"""

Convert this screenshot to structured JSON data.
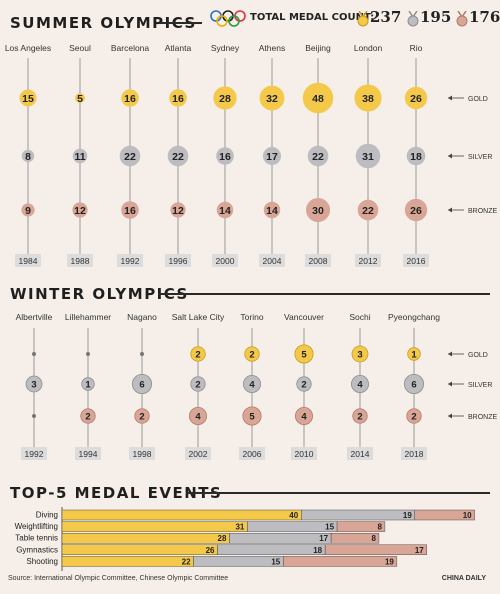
{
  "header": {
    "summer_title": "SUMMER OLYMPICS",
    "winter_title": "WINTER OLYMPICS",
    "events_title": "TOP-5 MEDAL EVENTS",
    "total_label": "TOTAL MEDAL COUNT:",
    "total_gold": "237",
    "total_silver": "195",
    "total_bronze": "176"
  },
  "colors": {
    "gold": "#f4c94a",
    "silver": "#bdbdc1",
    "bronze": "#d9a596",
    "stem": "#9a9a9a",
    "background": "#f6efe9"
  },
  "chart_data": [
    {
      "type": "bubble",
      "title": "SUMMER OLYMPICS",
      "categories": [
        "Los Angeles",
        "Seoul",
        "Barcelona",
        "Atlanta",
        "Sydney",
        "Athens",
        "Beijing",
        "London",
        "Rio"
      ],
      "years": [
        "1984",
        "1988",
        "1992",
        "1996",
        "2000",
        "2004",
        "2008",
        "2012",
        "2016"
      ],
      "series": [
        {
          "name": "GOLD",
          "values": [
            15,
            5,
            16,
            16,
            28,
            32,
            48,
            38,
            26
          ]
        },
        {
          "name": "SILVER",
          "values": [
            8,
            11,
            22,
            22,
            16,
            17,
            22,
            31,
            18
          ]
        },
        {
          "name": "BRONZE",
          "values": [
            9,
            12,
            16,
            12,
            14,
            14,
            30,
            22,
            26
          ]
        }
      ]
    },
    {
      "type": "bubble",
      "title": "WINTER OLYMPICS",
      "categories": [
        "Albertville",
        "Lillehammer",
        "Nagano",
        "Salt Lake City",
        "Torino",
        "Vancouver",
        "Sochi",
        "Pyeongchang"
      ],
      "years": [
        "1992",
        "1994",
        "1998",
        "2002",
        "2006",
        "2010",
        "2014",
        "2018"
      ],
      "series": [
        {
          "name": "GOLD",
          "values": [
            0,
            0,
            0,
            2,
            2,
            5,
            3,
            1
          ]
        },
        {
          "name": "SILVER",
          "values": [
            3,
            1,
            6,
            2,
            4,
            2,
            4,
            6
          ]
        },
        {
          "name": "BRONZE",
          "values": [
            0,
            2,
            2,
            4,
            5,
            4,
            2,
            2
          ]
        }
      ]
    },
    {
      "type": "bar",
      "stacked": true,
      "orientation": "horizontal",
      "title": "TOP-5 MEDAL EVENTS",
      "categories": [
        "Diving",
        "Weightlifting",
        "Table tennis",
        "Gymnastics",
        "Shooting"
      ],
      "series": [
        {
          "name": "GOLD",
          "values": [
            40,
            31,
            28,
            26,
            22
          ]
        },
        {
          "name": "SILVER",
          "values": [
            19,
            15,
            17,
            18,
            15
          ]
        },
        {
          "name": "BRONZE",
          "values": [
            10,
            8,
            8,
            17,
            19
          ]
        }
      ]
    }
  ],
  "footer": {
    "source": "Source: International Olympic Committee, Chinese Olympic Committee",
    "credit": "CHINA DAILY"
  }
}
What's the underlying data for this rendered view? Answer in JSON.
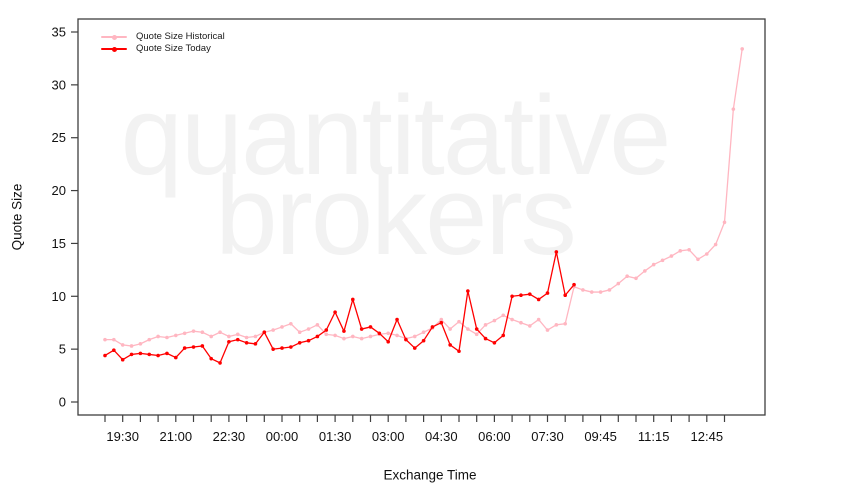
{
  "chart_data": {
    "type": "line",
    "title": "",
    "xlabel": "Exchange Time",
    "ylabel": "Quote Size",
    "ylim": [
      0,
      35.5
    ],
    "y_ticks": [
      0,
      5,
      10,
      15,
      20,
      25,
      30,
      35
    ],
    "grid": false,
    "legend_position": "top-left",
    "x_tick_labels": [
      "19:30",
      "21:00",
      "22:30",
      "00:00",
      "01:30",
      "03:00",
      "04:30",
      "06:00",
      "07:30",
      "09:45",
      "11:15",
      "12:45"
    ],
    "x_labeled_tick_indices": [
      1,
      4,
      7,
      10,
      13,
      16,
      19,
      22,
      25,
      28,
      31,
      34
    ],
    "x_minor_tick_count": 36,
    "points_per_minor_tick": 2,
    "series": [
      {
        "name": "Quote Size Historical",
        "color": "#FFB6C1",
        "values": [
          5.9,
          5.9,
          5.4,
          5.3,
          5.5,
          5.9,
          6.2,
          6.1,
          6.3,
          6.5,
          6.7,
          6.6,
          6.2,
          6.6,
          6.2,
          6.4,
          6.1,
          6.2,
          6.6,
          6.8,
          7.1,
          7.4,
          6.6,
          6.9,
          7.3,
          6.4,
          6.3,
          6.0,
          6.2,
          6.0,
          6.2,
          6.4,
          6.5,
          6.3,
          6.0,
          6.2,
          6.6,
          7.0,
          7.8,
          6.9,
          7.6,
          6.9,
          6.4,
          7.3,
          7.7,
          8.2,
          7.8,
          7.5,
          7.2,
          7.8,
          6.8,
          7.3,
          7.4,
          10.9,
          10.6,
          10.4,
          10.4,
          10.6,
          11.2,
          11.9,
          11.7,
          12.4,
          13.0,
          13.4,
          13.8,
          14.3,
          14.4,
          13.5,
          14.0,
          14.9,
          17.0,
          27.7,
          33.4
        ]
      },
      {
        "name": "Quote Size Today",
        "color": "#FF0000",
        "values": [
          4.4,
          4.9,
          4.0,
          4.5,
          4.6,
          4.5,
          4.4,
          4.6,
          4.2,
          5.1,
          5.2,
          5.3,
          4.1,
          3.7,
          5.7,
          5.9,
          5.6,
          5.5,
          6.6,
          5.0,
          5.1,
          5.2,
          5.6,
          5.8,
          6.2,
          6.8,
          8.5,
          6.7,
          9.7,
          6.9,
          7.1,
          6.5,
          5.7,
          7.8,
          5.9,
          5.1,
          5.8,
          7.1,
          7.5,
          5.4,
          4.8,
          10.5,
          6.9,
          6.0,
          5.6,
          6.3,
          10.0,
          10.1,
          10.2,
          9.7,
          10.3,
          14.2,
          10.1,
          11.1
        ]
      }
    ]
  },
  "axes": {
    "x_title": "Exchange Time",
    "y_title": "Quote Size"
  },
  "legend": {
    "items": [
      {
        "label": "Quote Size Historical",
        "color": "#FFB6C1"
      },
      {
        "label": "Quote Size Today",
        "color": "#FF0000"
      }
    ]
  },
  "watermark": {
    "line1": "quantitative",
    "line2": "brokers",
    "color": "#F2F2F2"
  },
  "style_colors": {
    "axis": "#3f3f3f",
    "tick_text": "#111111"
  }
}
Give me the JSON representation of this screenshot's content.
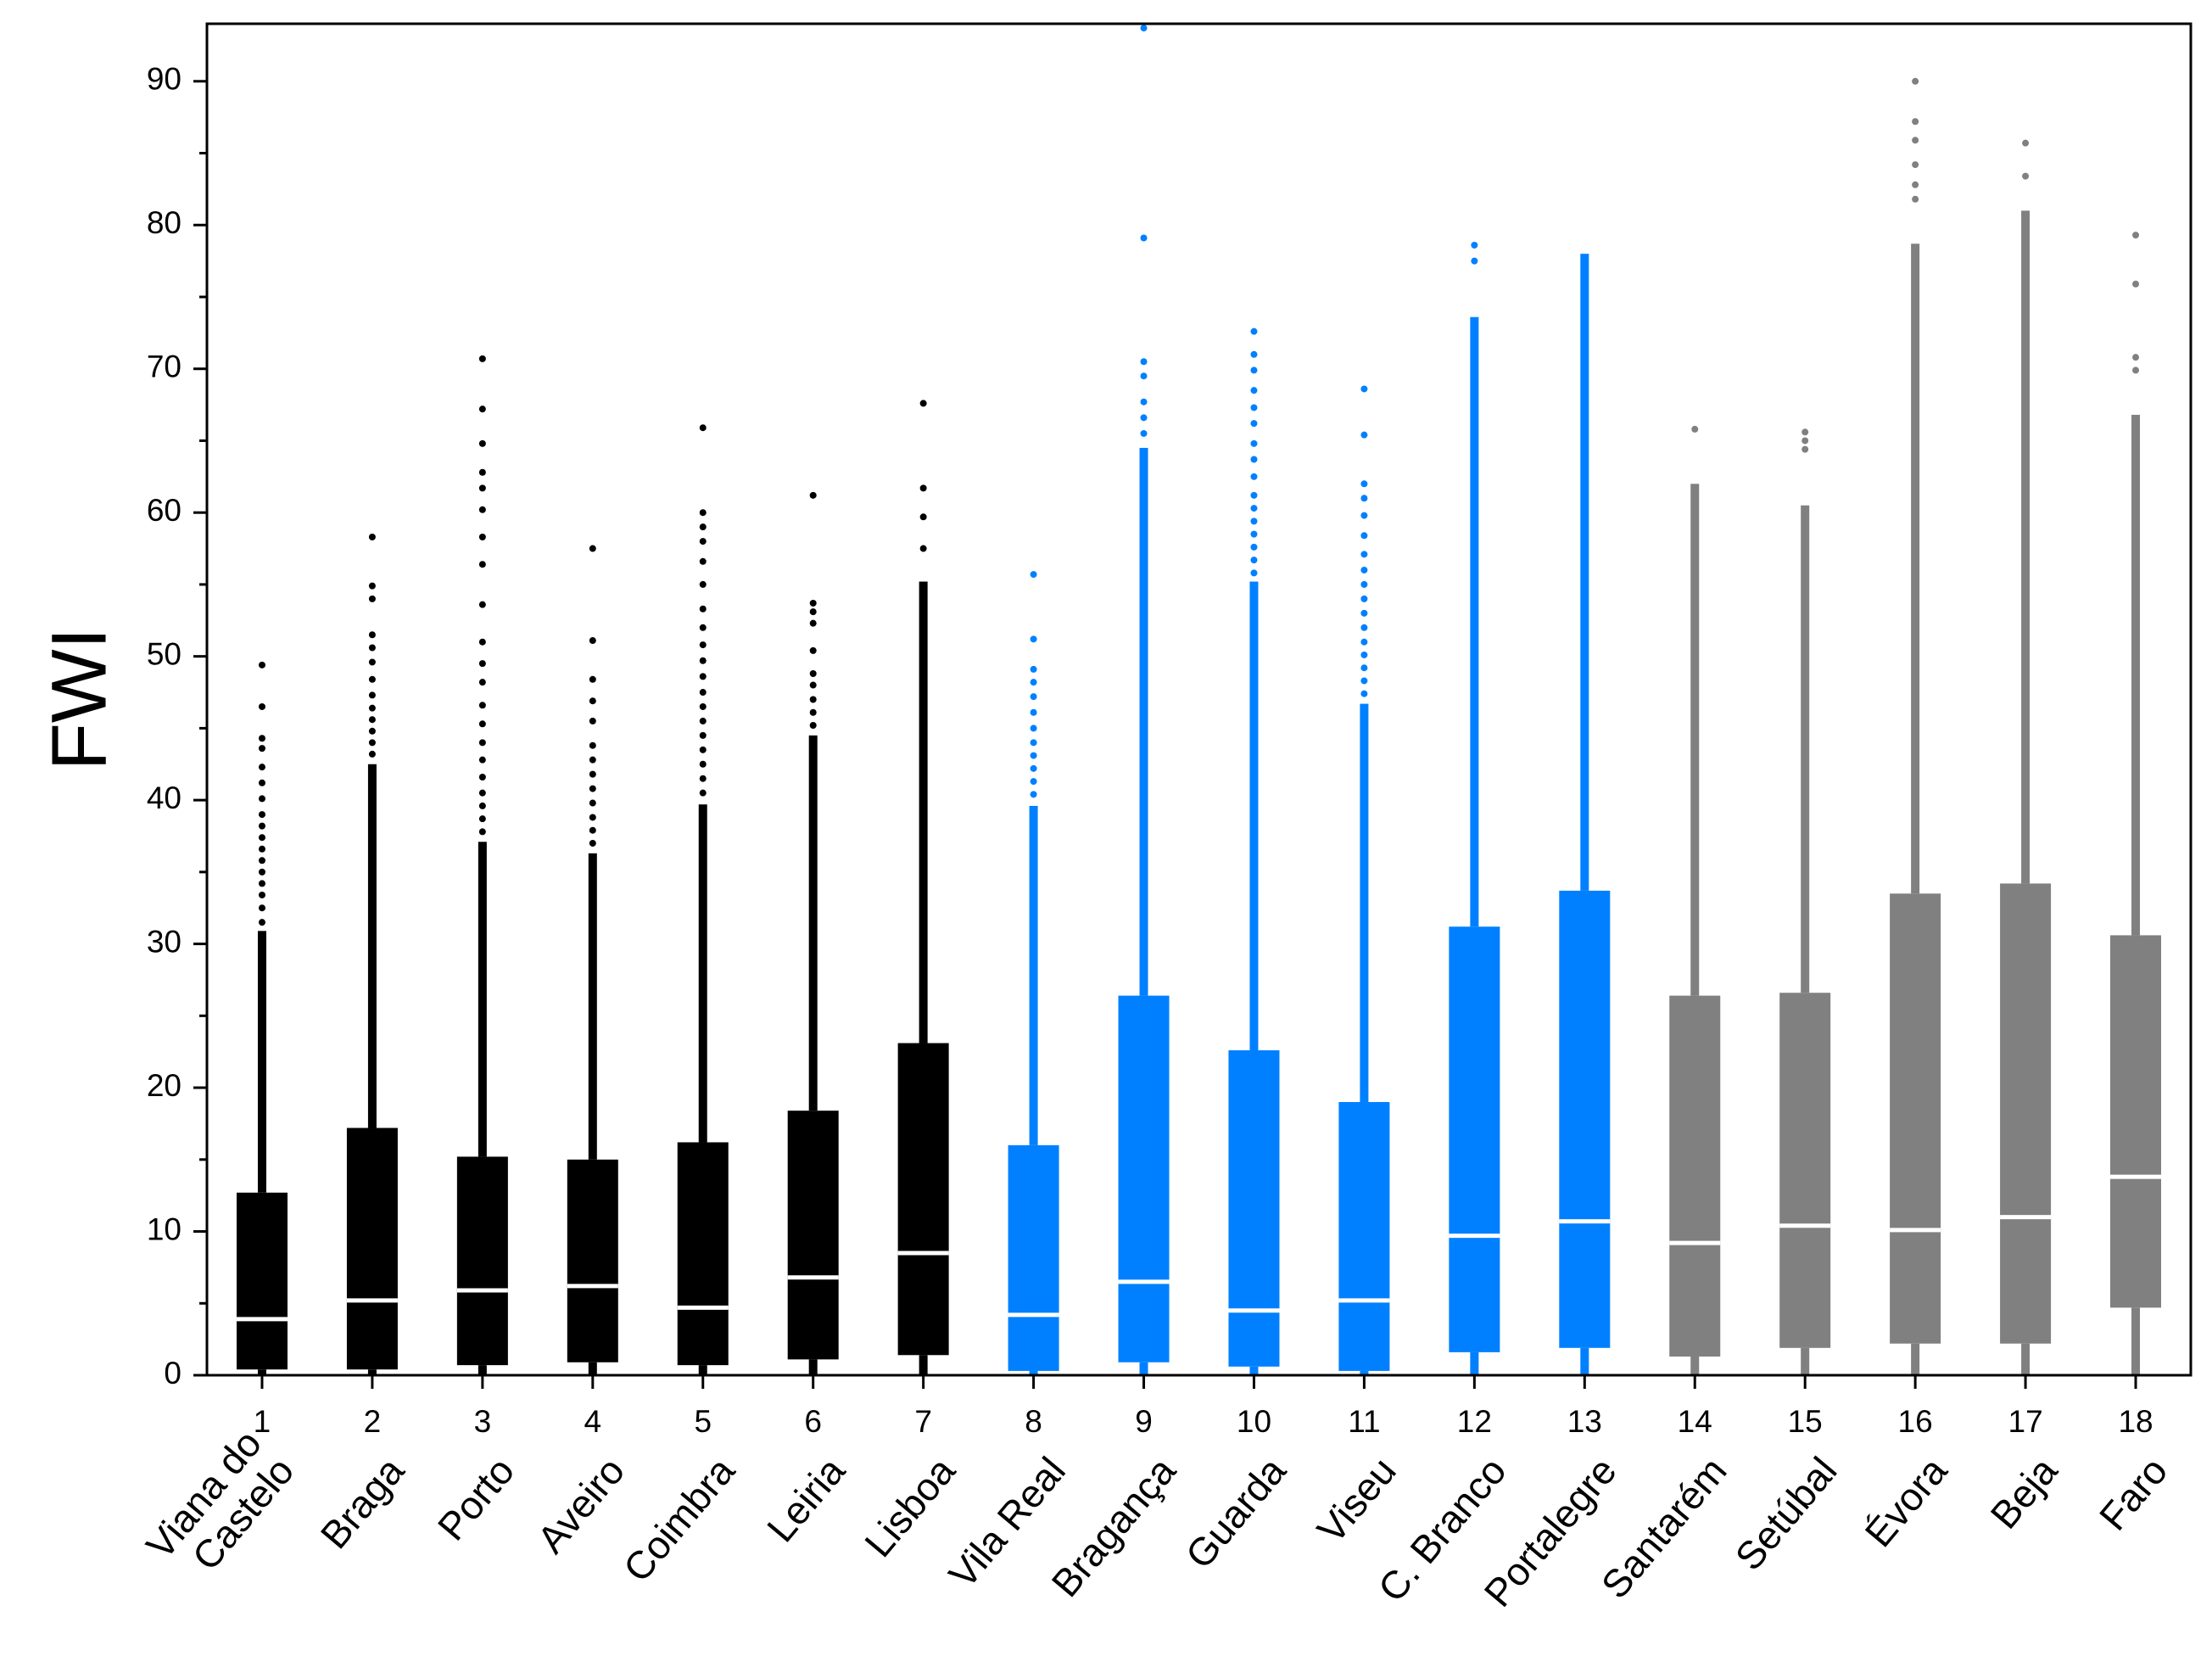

"""

Prompt: Quote the material exactly. Pictures stay out.

Finished task:
Convert this screenshot to structured JSON data.
{
  "header": {
    "summer_title": "SUMMER OLYMPICS",
    "winter_title": "WINTER OLYMPICS",
    "events_title": "TOP-5 MEDAL EVENTS",
    "total_label": "TOTAL MEDAL COUNT:",
    "total_gold": "237",
    "total_silver": "195",
    "total_bronze": "176"
  },
  "colors": {
    "gold": "#f4c94a",
    "silver": "#bdbdc1",
    "bronze": "#d9a596",
    "stem": "#9a9a9a",
    "background": "#f6efe9"
  },
  "chart_data": [
    {
      "type": "bubble",
      "title": "SUMMER OLYMPICS",
      "categories": [
        "Los Angeles",
        "Seoul",
        "Barcelona",
        "Atlanta",
        "Sydney",
        "Athens",
        "Beijing",
        "London",
        "Rio"
      ],
      "years": [
        "1984",
        "1988",
        "1992",
        "1996",
        "2000",
        "2004",
        "2008",
        "2012",
        "2016"
      ],
      "series": [
        {
          "name": "GOLD",
          "values": [
            15,
            5,
            16,
            16,
            28,
            32,
            48,
            38,
            26
          ]
        },
        {
          "name": "SILVER",
          "values": [
            8,
            11,
            22,
            22,
            16,
            17,
            22,
            31,
            18
          ]
        },
        {
          "name": "BRONZE",
          "values": [
            9,
            12,
            16,
            12,
            14,
            14,
            30,
            22,
            26
          ]
        }
      ]
    },
    {
      "type": "bubble",
      "title": "WINTER OLYMPICS",
      "categories": [
        "Albertville",
        "Lillehammer",
        "Nagano",
        "Salt Lake City",
        "Torino",
        "Vancouver",
        "Sochi",
        "Pyeongchang"
      ],
      "years": [
        "1992",
        "1994",
        "1998",
        "2002",
        "2006",
        "2010",
        "2014",
        "2018"
      ],
      "series": [
        {
          "name": "GOLD",
          "values": [
            0,
            0,
            0,
            2,
            2,
            5,
            3,
            1
          ]
        },
        {
          "name": "SILVER",
          "values": [
            3,
            1,
            6,
            2,
            4,
            2,
            4,
            6
          ]
        },
        {
          "name": "BRONZE",
          "values": [
            0,
            2,
            2,
            4,
            5,
            4,
            2,
            2
          ]
        }
      ]
    },
    {
      "type": "bar",
      "stacked": true,
      "orientation": "horizontal",
      "title": "TOP-5 MEDAL EVENTS",
      "categories": [
        "Diving",
        "Weightlifting",
        "Table tennis",
        "Gymnastics",
        "Shooting"
      ],
      "series": [
        {
          "name": "GOLD",
          "values": [
            40,
            31,
            28,
            26,
            22
          ]
        },
        {
          "name": "SILVER",
          "values": [
            19,
            15,
            17,
            18,
            15
          ]
        },
        {
          "name": "BRONZE",
          "values": [
            10,
            8,
            8,
            17,
            19
          ]
        }
      ]
    }
  ],
  "footer": {
    "source": "Source: International Olympic Committee, Chinese Olympic Committee",
    "credit": "CHINA DAILY"
  }
}
What's the underlying data for this rendered view? Answer in JSON.
{
  "chart_data": {
    "type": "line",
    "title": "",
    "xlabel": "Exchange Time",
    "ylabel": "Quote Size",
    "ylim": [
      0,
      35.5
    ],
    "y_ticks": [
      0,
      5,
      10,
      15,
      20,
      25,
      30,
      35
    ],
    "grid": false,
    "legend_position": "top-left",
    "x_tick_labels": [
      "19:30",
      "21:00",
      "22:30",
      "00:00",
      "01:30",
      "03:00",
      "04:30",
      "06:00",
      "07:30",
      "09:45",
      "11:15",
      "12:45"
    ],
    "x_labeled_tick_indices": [
      1,
      4,
      7,
      10,
      13,
      16,
      19,
      22,
      25,
      28,
      31,
      34
    ],
    "x_minor_tick_count": 36,
    "points_per_minor_tick": 2,
    "series": [
      {
        "name": "Quote Size Historical",
        "color": "#FFB6C1",
        "values": [
          5.9,
          5.9,
          5.4,
          5.3,
          5.5,
          5.9,
          6.2,
          6.1,
          6.3,
          6.5,
          6.7,
          6.6,
          6.2,
          6.6,
          6.2,
          6.4,
          6.1,
          6.2,
          6.6,
          6.8,
          7.1,
          7.4,
          6.6,
          6.9,
          7.3,
          6.4,
          6.3,
          6.0,
          6.2,
          6.0,
          6.2,
          6.4,
          6.5,
          6.3,
          6.0,
          6.2,
          6.6,
          7.0,
          7.8,
          6.9,
          7.6,
          6.9,
          6.4,
          7.3,
          7.7,
          8.2,
          7.8,
          7.5,
          7.2,
          7.8,
          6.8,
          7.3,
          7.4,
          10.9,
          10.6,
          10.4,
          10.4,
          10.6,
          11.2,
          11.9,
          11.7,
          12.4,
          13.0,
          13.4,
          13.8,
          14.3,
          14.4,
          13.5,
          14.0,
          14.9,
          17.0,
          27.7,
          33.4
        ]
      },
      {
        "name": "Quote Size Today",
        "color": "#FF0000",
        "values": [
          4.4,
          4.9,
          4.0,
          4.5,
          4.6,
          4.5,
          4.4,
          4.6,
          4.2,
          5.1,
          5.2,
          5.3,
          4.1,
          3.7,
          5.7,
          5.9,
          5.6,
          5.5,
          6.6,
          5.0,
          5.1,
          5.2,
          5.6,
          5.8,
          6.2,
          6.8,
          8.5,
          6.7,
          9.7,
          6.9,
          7.1,
          6.5,
          5.7,
          7.8,
          5.9,
          5.1,
          5.8,
          7.1,
          7.5,
          5.4,
          4.8,
          10.5,
          6.9,
          6.0,
          5.6,
          6.3,
          10.0,
          10.1,
          10.2,
          9.7,
          10.3,
          14.2,
          10.1,
          11.1
        ]
      }
    ]
  },
  "axes": {
    "x_title": "Exchange Time",
    "y_title": "Quote Size"
  },
  "legend": {
    "items": [
      {
        "label": "Quote Size Historical",
        "color": "#FFB6C1"
      },
      {
        "label": "Quote Size Today",
        "color": "#FF0000"
      }
    ]
  },
  "watermark": {
    "line1": "quantitative",
    "line2": "brokers",
    "color": "#F2F2F2"
  },
  "style_colors": {
    "axis": "#3f3f3f",
    "tick_text": "#111111"
  }
}
Give me the JSON representation of this screenshot's content.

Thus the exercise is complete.